Texto:

%%

Agora que o Bloco de Esquerda é parte da solução governativa, é importante dar atenção ao que são os seus instintos profundo, os que constituem na realidade o seu programa político, pois será assim que serão insistentes para com a governação socialista. E as recentes declarações de Mariana Mortágua (aqui), “do ponto de vista prático, a primeira coisa que temos de fazer é perder a vergonha de ir buscar a quem está a acumular dinheiro” traduzem esse instinto profundo, e uma visão de sociedade.

Se à primeira vista a preocupação com as desigualdades suscita compreensão e até empatia, o “modelo” de sociedade que está subjacente às afirmações não foi explicitado, e deverá ser difícil explicitar pois dificilmente conseguirá ser coerente com valores base de liberdade e democracia. Tomado literalmente significa que o Bloco de Esquerda é avesso à poupança, a qualquer poupança, e que redistribuirá essa poupança. Parece ter também a ideia de que “acumular” é mau, inerentemente mau. Ora, um sistema económico dificilmente consegue sobreviver em liberdade sem haver poupança e liberdade de cada um utilizar o fruto do seu trabalho da forma que entender, dentro das regras gerais da sociedade. E até a solução para combater as desigualdades tem uma conotação negativa: em vez de melhorar os que estão pior, há que trazer para baixo os que conseguirem melhorar. Antecipo que nos próximos dias Mariana Mortágua venha esclarecer que não é contra a poupança dos trabalhadores, que estava a falar dos 0,01% em acumulação da riqueza, ou seja reposicionar a sua afirmação na corrente politicamente correcta. Porém, será apenas reposicionar, pois a convicção das palavras é a da visão profunda de acumular ser mau, e apenas a redistribuição ser o único objectivo social, e que pretende apenas colocar em causa o “capitalismo que temos” (ou alguma variante deste termo).

Mais importante seria explicitar qual o seu modelo alternativo de funcionamento económico – sem poupança, não há fundos privados para serem canalizados para investimento, e terão que vir de poupança pública (impostos superiores às despesas do Estado, mas espera se vai tudo para redistribuição também não há poupança pública…) ou de poupança externa (mas quem vai querer investir cá, e ter investimento estrangeiro não é vender o país aos capitalistas dos outros países?). Bom, então passemos sem investimento, nem público nem privado. Sem investimento, e sem capacidade de acumular resultados positivos na actividade económica, as empresas desaparecem. Não tem problema, neste modelo alternativo o sector público assume o que for preciso. Mas quem decide no sector público esse funcionamento económico? e como o equilibra com a redistribuição (admitindo que ainda haja alguma coisa para redistribuir)? bom, se alguém o faz, fica com grande poder e grande poder chama a corrupção. Bom, o melhor é mesmo manter algumas empresas privadas mas fixar todos os preços que praticam (espera, isso já está a ser tentado na Venezuela, com os resultados de escassez e escalada de crime). Ou seja, não é nada claro que haja um “modelo” alternativo na mente de Mariana Mortágua que possa funcionar.

%%

Linhas:
%%

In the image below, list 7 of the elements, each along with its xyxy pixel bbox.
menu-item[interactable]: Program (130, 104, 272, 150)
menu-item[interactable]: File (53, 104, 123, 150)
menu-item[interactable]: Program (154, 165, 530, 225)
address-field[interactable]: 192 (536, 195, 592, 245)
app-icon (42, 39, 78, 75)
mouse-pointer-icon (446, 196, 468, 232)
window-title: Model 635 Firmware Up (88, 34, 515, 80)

%%
%%

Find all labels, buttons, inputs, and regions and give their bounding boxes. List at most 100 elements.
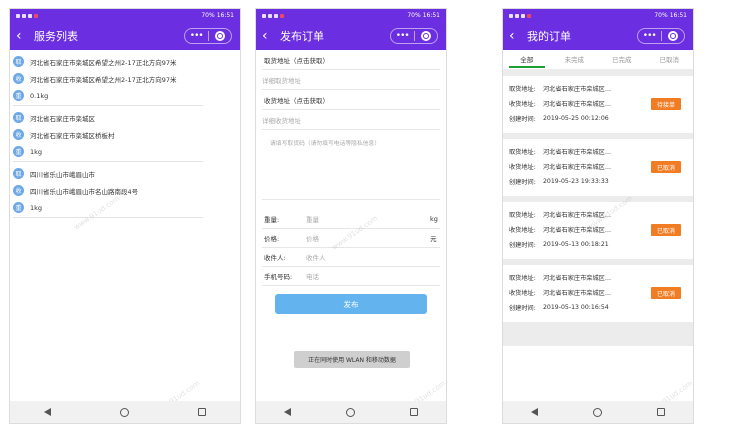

%%

Tarefas a realizar:
- 1) Copie, sem alterações, o trecho do texto sobre as declarações de Mariana Mortágua que começa nas palavras "Agora que o" e termina em "visão de sociedade.".
- 2) Apresente a continuação do texto sobre as declarações de Mariana Mortágua, começando logo após a última frase mostrada.

Respostas do exercício:
- 1)
Agora que o Bloco de Esquerda é parte da solução governativa, é importante dar atenção ao que são os seus instintos profundo, os que constituem na realidade o seu programa político, pois será assim que serão insistentes para com a governação socialista. E as recentes declarações de Mariana Mortágua (aqui), “do ponto de vista prático, a primeira coisa que temos de fazer é perder a vergonha de ir buscar a quem está a acumular dinheiro” traduzem esse instinto profundo, e uma visão de sociedade.

- 2)
Mas o que está subjacente à afirmação é errado até no sentido mais próximo de não ser a melhor forma de alcançar o que pretende. A melhor forma de reduzir as desigualdades é fazer subir quem está em baixo, e nesse processo a “acumulação”, a poupança, é um elemento essencial, e não apenas a redistribuição. (ver aqui uma análise séria sobre o papel das poupanças na mobilidade social e económica, e na redução das desigualdades de rendimento).

Adicionalmente, estas afirmações facilmente sugerem que depois do “acumular de casas” outras medidas possam aparecer (por exemplo, porque não tributar outros instrumentos de poupança, perdão acumulação, como os certificados de aforro e outros instrumentos de colocação da dívida pública?). O receio de qualquer manifestação de acumulação, digo poupança, ser tributado para redistribuir poderá fazer desaparecer essas poupanças, ou por consumo ou por serem colocadas em instrumentos dificilmente observáveis – para os “ricos”, certamente aplicações no exterior, para os outros talvez ouro ou simplesmente o tradicional colchão. Não tenho a certeza de qual será a forma de ajustamento, mas se o princípio anunciado pelo Bloco de Esquerda e tacitamente aceite pelo PS é tributar a “acumulação”, quem “acumula” irá alterar o seu comportamento e todas as formas que consigo pensar de ajustamento de decisões não são a favor de fomentar o crescimento económico ou da produtividade, essencial para a melhoria das condições de vida das pessoas.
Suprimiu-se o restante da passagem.